◆ SET EXERCISE
Locate each line of the material that contains "retirement", then return it.

-------- INFORMATION SHOWN

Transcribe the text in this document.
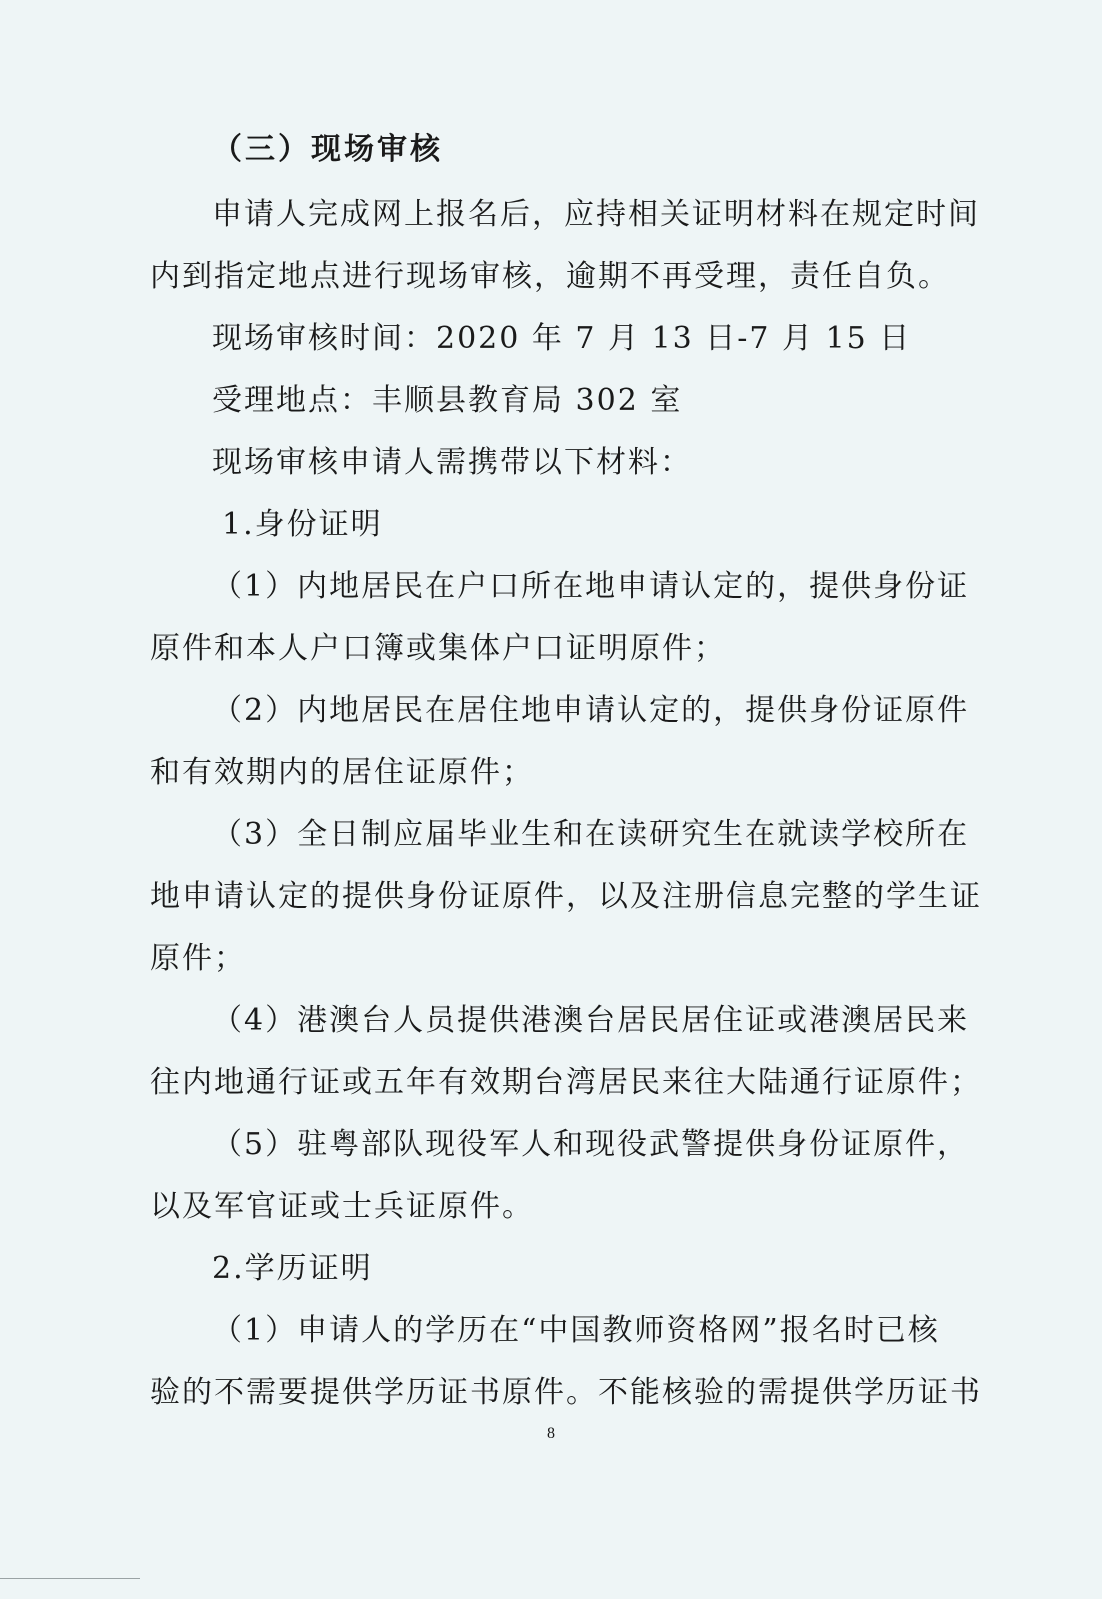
（三）现场审核
申请人完成网上报名后，应持相关证明材料在规定时间
内到指定地点进行现场审核，逾期不再受理，责任自负。
现场审核时间：2020 年 7 月 13 日-7 月 15 日
受理地点：丰顺县教育局 302 室
现场审核申请人需携带以下材料：
1.身份证明
（1）内地居民在户口所在地申请认定的，提供身份证
原件和本人户口簿或集体户口证明原件；
（2）内地居民在居住地申请认定的，提供身份证原件
和有效期内的居住证原件；
（3）全日制应届毕业生和在读研究生在就读学校所在
地申请认定的提供身份证原件，以及注册信息完整的学生证
原件；
（4）港澳台人员提供港澳台居民居住证或港澳居民来
往内地通行证或五年有效期台湾居民来往大陆通行证原件；
（5）驻粤部队现役军人和现役武警提供身份证原件，
以及军官证或士兵证原件。
2.学历证明
（1）申请人的学历在“中国教师资格网”报名时已核
验的不需要提供学历证书原件。不能核验的需提供学历证书
8
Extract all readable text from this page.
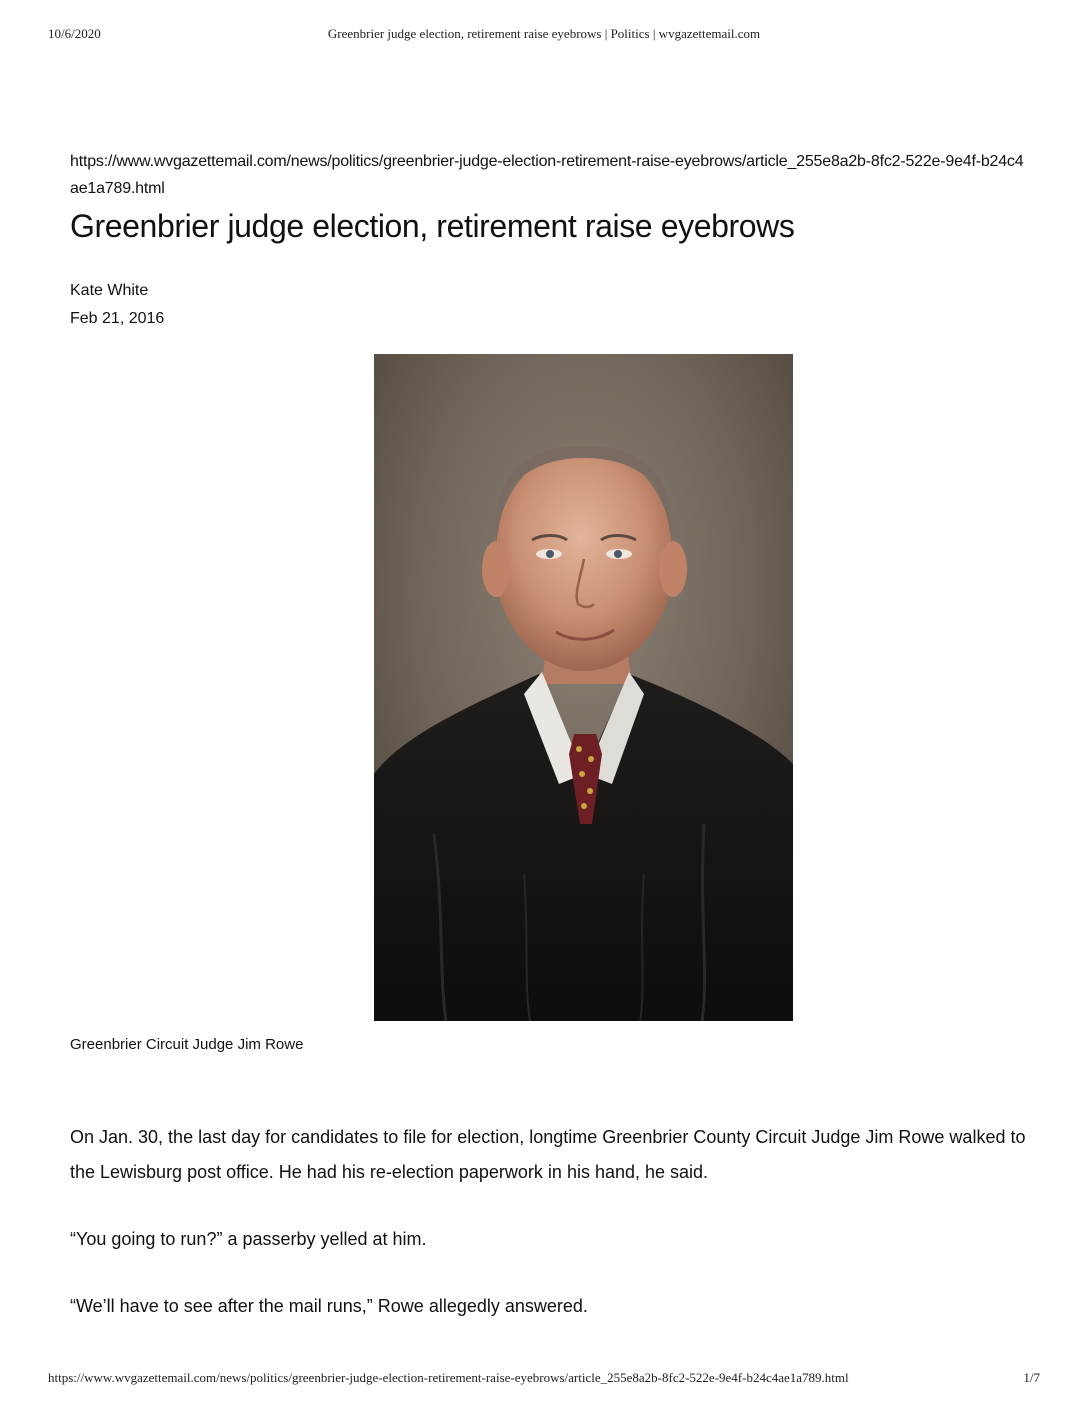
10/6/2020	Greenbrier judge election, retirement raise eyebrows | Politics | wvgazettemail.com
https://www.wvgazettemail.com/news/politics/greenbrier-judge-election-retirement-raise-eyebrows/article_255e8a2b-8fc2-522e-9e4f-b24c4ae1a789.html
Greenbrier judge election, retirement raise eyebrows
Kate White
Feb 21, 2016
Greenbrier Circuit Judge Jim Rowe

On Jan. 30, the last day for candidates to file for election, longtime Greenbrier County Circuit Judge Jim Rowe walked to the Lewisburg post office. He had his re-election paperwork in his hand, he said.

“You going to run?” a passerby yelled at him.

“We’ll have to see after the mail runs,” Rowe allegedly answered.

https://www.wvgazettemail.com/news/politics/greenbrier-judge-election-retirement-raise-eyebrows/article_255e8a2b-8fc2-522e-9e4f-b24c4ae1a789.html	1/7
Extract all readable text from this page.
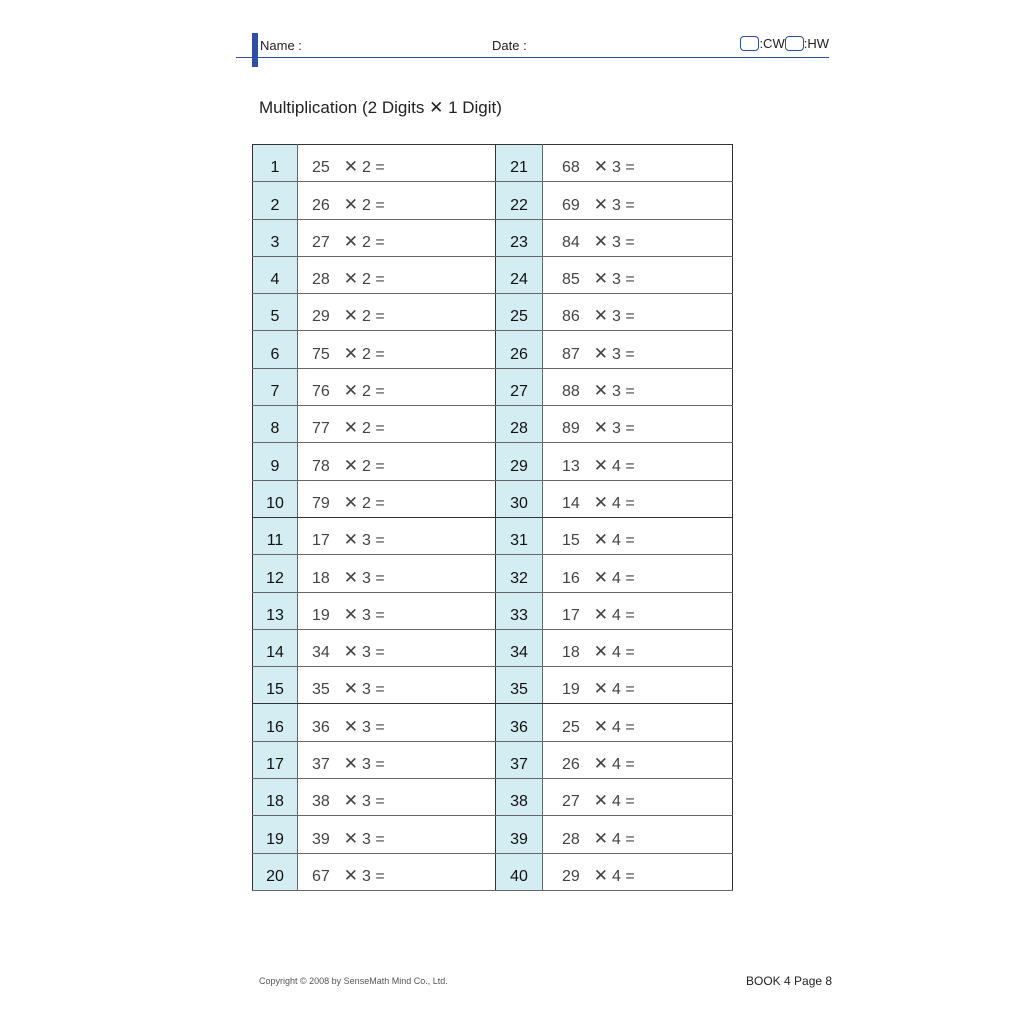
Name :	Date :	:CW :HW
Multiplication (2 Digits ✕ 1 Digit)
1	25 ✕ 2 =	21	68 ✕ 3 =
2	26 ✕ 2 =	22	69 ✕ 3 =
3	27 ✕ 2 =	23	84 ✕ 3 =
4	28 ✕ 2 =	24	85 ✕ 3 =
5	29 ✕ 2 =	25	86 ✕ 3 =
6	75 ✕ 2 =	26	87 ✕ 3 =
7	76 ✕ 2 =	27	88 ✕ 3 =
8	77 ✕ 2 =	28	89 ✕ 3 =
9	78 ✕ 2 =	29	13 ✕ 4 =
10	79 ✕ 2 =	30	14 ✕ 4 =
11	17 ✕ 3 =	31	15 ✕ 4 =
12	18 ✕ 3 =	32	16 ✕ 4 =
13	19 ✕ 3 =	33	17 ✕ 4 =
14	34 ✕ 3 =	34	18 ✕ 4 =
15	35 ✕ 3 =	35	19 ✕ 4 =
16	36 ✕ 3 =	36	25 ✕ 4 =
17	37 ✕ 3 =	37	26 ✕ 4 =
18	38 ✕ 3 =	38	27 ✕ 4 =
19	39 ✕ 3 =	39	28 ✕ 4 =
20	67 ✕ 3 =	40	29 ✕ 4 =
Copyright © 2008 by SenseMath Mind Co., Ltd.	BOOK 4 Page 8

----------------

◆ ANSWER TO THE EXERCISE
10/6/2020	Greenbrier judge election, retirement raise eyebrows | Politics | wvgazettemail.com
https://www.wvgazettemail.com/news/politics/greenbrier-judge-election-retirement-raise-eyebrows/article_255e8a2b-8fc2-522e-9e4f-b24c4ae1a789.html
Greenbrier judge election, retirement raise eyebrows
https://www.wvgazettemail.com/news/politics/greenbrier-judge-election-retirement-raise-eyebrows/article_255e8a2b-8fc2-522e-9e4f-b24c4ae1a789.html	1/7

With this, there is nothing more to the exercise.